## Ziel der Aufgabe:
Geben Sie die folgenden Zeilen vollständig und unverändert wieder.

========

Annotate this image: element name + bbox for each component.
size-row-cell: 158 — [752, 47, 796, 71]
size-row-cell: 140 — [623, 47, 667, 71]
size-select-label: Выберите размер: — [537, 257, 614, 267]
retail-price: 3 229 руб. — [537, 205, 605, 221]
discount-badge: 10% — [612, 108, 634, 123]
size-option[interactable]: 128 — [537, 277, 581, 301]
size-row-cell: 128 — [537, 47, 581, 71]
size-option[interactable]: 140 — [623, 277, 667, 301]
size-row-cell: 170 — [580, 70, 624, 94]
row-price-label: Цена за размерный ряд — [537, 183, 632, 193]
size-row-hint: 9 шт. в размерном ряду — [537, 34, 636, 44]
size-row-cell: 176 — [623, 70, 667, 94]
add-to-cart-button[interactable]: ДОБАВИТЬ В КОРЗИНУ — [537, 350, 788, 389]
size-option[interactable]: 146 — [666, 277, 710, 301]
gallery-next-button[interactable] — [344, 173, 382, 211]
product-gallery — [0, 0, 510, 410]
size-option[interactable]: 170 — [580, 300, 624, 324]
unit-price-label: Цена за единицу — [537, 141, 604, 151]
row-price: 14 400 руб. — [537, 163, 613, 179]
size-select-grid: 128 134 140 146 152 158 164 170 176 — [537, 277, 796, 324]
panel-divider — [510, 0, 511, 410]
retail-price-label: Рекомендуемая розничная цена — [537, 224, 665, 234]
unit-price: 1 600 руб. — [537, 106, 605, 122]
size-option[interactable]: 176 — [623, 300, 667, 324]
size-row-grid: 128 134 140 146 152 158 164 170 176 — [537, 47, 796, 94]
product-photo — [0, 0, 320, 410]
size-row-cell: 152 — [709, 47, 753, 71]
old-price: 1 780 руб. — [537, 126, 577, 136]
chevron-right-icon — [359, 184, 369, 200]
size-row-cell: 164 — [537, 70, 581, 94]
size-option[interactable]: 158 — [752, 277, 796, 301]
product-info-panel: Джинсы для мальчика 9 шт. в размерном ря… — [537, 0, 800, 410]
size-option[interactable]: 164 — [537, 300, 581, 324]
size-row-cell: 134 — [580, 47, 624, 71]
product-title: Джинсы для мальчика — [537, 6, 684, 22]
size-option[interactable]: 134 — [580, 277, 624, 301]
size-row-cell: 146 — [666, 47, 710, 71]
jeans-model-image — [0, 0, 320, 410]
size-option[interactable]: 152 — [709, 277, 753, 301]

========

## Die Lösung:
Annotate this image: element name + bbox for each component.
size-row-cell: 158 — [752, 47, 796, 71]
size-row-cell: 140 — [623, 47, 667, 71]
size-select-label: Выберите размер: — [537, 257, 614, 267]
retail-price: 3 229 руб. — [537, 205, 605, 221]
discount-badge: 10% — [612, 108, 634, 123]
size-option[interactable]: 128 — [537, 277, 581, 301]
size-row-cell: 128 — [537, 47, 581, 71]
size-option[interactable]: 140 — [623, 277, 667, 301]
size-row-cell: 170 — [580, 70, 624, 94]
row-price-label: Цена за размерный ряд — [537, 183, 632, 193]
size-row-hint: 9 шт. в размерном ряду — [537, 34, 636, 44]
size-row-cell: 176 — [623, 70, 667, 94]
add-to-cart-button[interactable]: ДОБАВИТЬ В КОРЗИНУ — [537, 350, 788, 389]
size-option[interactable]: 146 — [666, 277, 710, 301]
gallery-next-button[interactable] — [344, 173, 382, 211]
product-gallery — [0, 0, 510, 410]
size-option[interactable]: 170 — [580, 300, 624, 324]
unit-price-label: Цена за единицу — [537, 141, 604, 151]
row-price: 14 400 руб. — [537, 163, 613, 179]
size-select-grid: 128 134 140 146 152 158 164 170 176 — [537, 277, 796, 324]
panel-divider — [510, 0, 511, 410]
retail-price-label: Рекомендуемая розничная цена — [537, 224, 665, 234]
unit-price: 1 600 руб. — [537, 106, 605, 122]
size-option[interactable]: 176 — [623, 300, 667, 324]
size-row-grid: 128 134 140 146 152 158 164 170 176 — [537, 47, 796, 94]
product-photo — [0, 0, 320, 410]
size-row-cell: 152 — [709, 47, 753, 71]
old-price: 1 780 руб. — [537, 126, 577, 136]
chevron-right-icon — [359, 184, 369, 200]
size-row-cell: 164 — [537, 70, 581, 94]
size-option[interactable]: 158 — [752, 277, 796, 301]
product-info-panel: Джинсы для мальчика 9 шт. в размерном ря… — [537, 0, 800, 410]
size-option[interactable]: 164 — [537, 300, 581, 324]
size-row-cell: 134 — [580, 47, 624, 71]
product-title: Джинсы для мальчика — [537, 6, 684, 22]
size-option[interactable]: 134 — [580, 277, 624, 301]
size-row-cell: 146 — [666, 47, 710, 71]
jeans-model-image — [0, 0, 320, 410]
size-option[interactable]: 152 — [709, 277, 753, 301]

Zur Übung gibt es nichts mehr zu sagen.